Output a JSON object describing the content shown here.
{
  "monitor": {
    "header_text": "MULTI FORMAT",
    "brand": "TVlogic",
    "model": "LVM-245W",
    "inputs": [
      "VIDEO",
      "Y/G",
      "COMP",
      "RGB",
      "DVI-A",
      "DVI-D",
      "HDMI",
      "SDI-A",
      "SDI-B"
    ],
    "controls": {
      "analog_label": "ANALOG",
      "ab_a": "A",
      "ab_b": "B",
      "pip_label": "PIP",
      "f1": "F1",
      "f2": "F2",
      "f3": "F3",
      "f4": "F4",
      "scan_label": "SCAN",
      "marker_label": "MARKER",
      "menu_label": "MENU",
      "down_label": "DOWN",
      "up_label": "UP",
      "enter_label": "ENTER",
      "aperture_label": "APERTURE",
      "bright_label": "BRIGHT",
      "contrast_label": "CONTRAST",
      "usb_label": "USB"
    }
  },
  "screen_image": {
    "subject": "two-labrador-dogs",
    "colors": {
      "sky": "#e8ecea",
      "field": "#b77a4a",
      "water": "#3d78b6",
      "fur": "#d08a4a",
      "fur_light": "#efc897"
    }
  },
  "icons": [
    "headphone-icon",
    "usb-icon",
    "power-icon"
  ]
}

• • •

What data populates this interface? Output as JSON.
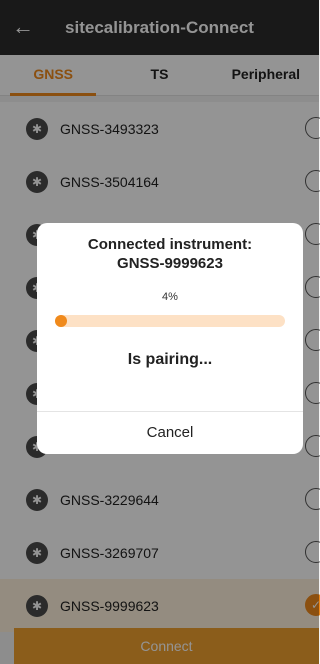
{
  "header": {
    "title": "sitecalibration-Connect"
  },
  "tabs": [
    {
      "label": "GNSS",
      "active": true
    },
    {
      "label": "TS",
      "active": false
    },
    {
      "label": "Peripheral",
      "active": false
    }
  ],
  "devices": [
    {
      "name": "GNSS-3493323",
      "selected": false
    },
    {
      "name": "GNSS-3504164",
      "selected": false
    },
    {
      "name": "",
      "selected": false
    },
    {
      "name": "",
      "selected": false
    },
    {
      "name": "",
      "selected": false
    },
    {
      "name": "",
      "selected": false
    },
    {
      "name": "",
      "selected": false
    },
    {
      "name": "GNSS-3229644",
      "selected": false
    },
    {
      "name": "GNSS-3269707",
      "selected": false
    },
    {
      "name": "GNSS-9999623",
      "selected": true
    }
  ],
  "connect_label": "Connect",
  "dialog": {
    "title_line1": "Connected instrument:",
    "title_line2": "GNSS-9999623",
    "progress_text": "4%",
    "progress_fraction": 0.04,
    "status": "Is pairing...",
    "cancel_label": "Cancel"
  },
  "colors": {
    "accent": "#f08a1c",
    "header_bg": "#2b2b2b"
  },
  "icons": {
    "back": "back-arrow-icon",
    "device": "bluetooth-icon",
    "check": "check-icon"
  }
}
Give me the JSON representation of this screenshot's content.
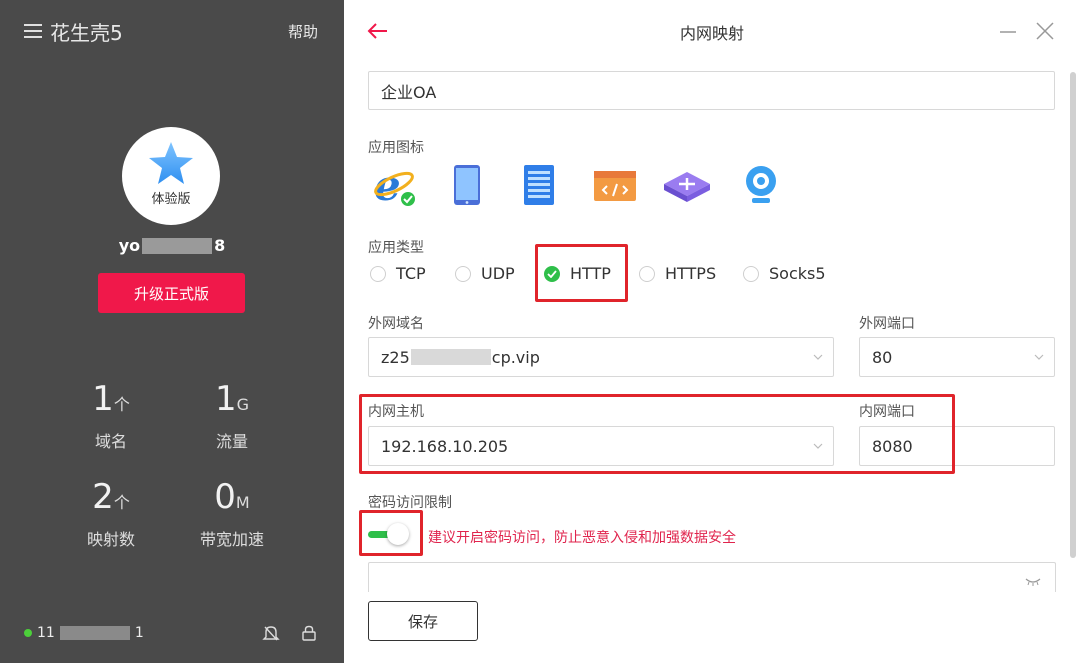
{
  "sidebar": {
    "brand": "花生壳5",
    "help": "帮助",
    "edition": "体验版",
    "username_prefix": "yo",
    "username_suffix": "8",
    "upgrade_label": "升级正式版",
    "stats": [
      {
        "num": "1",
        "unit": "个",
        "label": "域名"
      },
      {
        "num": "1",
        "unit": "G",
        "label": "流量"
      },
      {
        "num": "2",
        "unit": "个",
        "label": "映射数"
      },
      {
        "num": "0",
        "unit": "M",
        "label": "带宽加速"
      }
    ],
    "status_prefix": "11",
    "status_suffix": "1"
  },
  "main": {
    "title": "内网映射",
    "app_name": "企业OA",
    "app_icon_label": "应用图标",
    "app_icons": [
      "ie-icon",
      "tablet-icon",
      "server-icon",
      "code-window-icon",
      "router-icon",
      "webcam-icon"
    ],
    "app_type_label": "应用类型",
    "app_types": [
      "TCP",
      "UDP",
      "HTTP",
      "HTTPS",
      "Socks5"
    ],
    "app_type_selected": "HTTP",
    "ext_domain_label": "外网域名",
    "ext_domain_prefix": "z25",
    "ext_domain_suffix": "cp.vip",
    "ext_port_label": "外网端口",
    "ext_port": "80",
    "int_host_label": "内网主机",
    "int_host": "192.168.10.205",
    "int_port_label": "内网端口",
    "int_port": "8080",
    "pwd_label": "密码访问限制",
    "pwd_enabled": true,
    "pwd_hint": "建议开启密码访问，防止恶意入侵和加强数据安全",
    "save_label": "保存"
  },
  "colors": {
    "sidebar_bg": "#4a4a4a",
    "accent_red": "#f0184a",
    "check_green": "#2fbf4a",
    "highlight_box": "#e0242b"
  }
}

• • •

▶ STATED TASK:
Copy all lines from the entries that contain the word "GNSS".

▶ ANSWER FOR THE TASK:
      "label": "GNSS",
      "name": "GNSS-3493323",
      "name": "GNSS-3504164",
      "name": "GNSS-3229644",
      "name": "GNSS-3269707",
      "name": "GNSS-9999623",
    "title_line2": "GNSS-9999623",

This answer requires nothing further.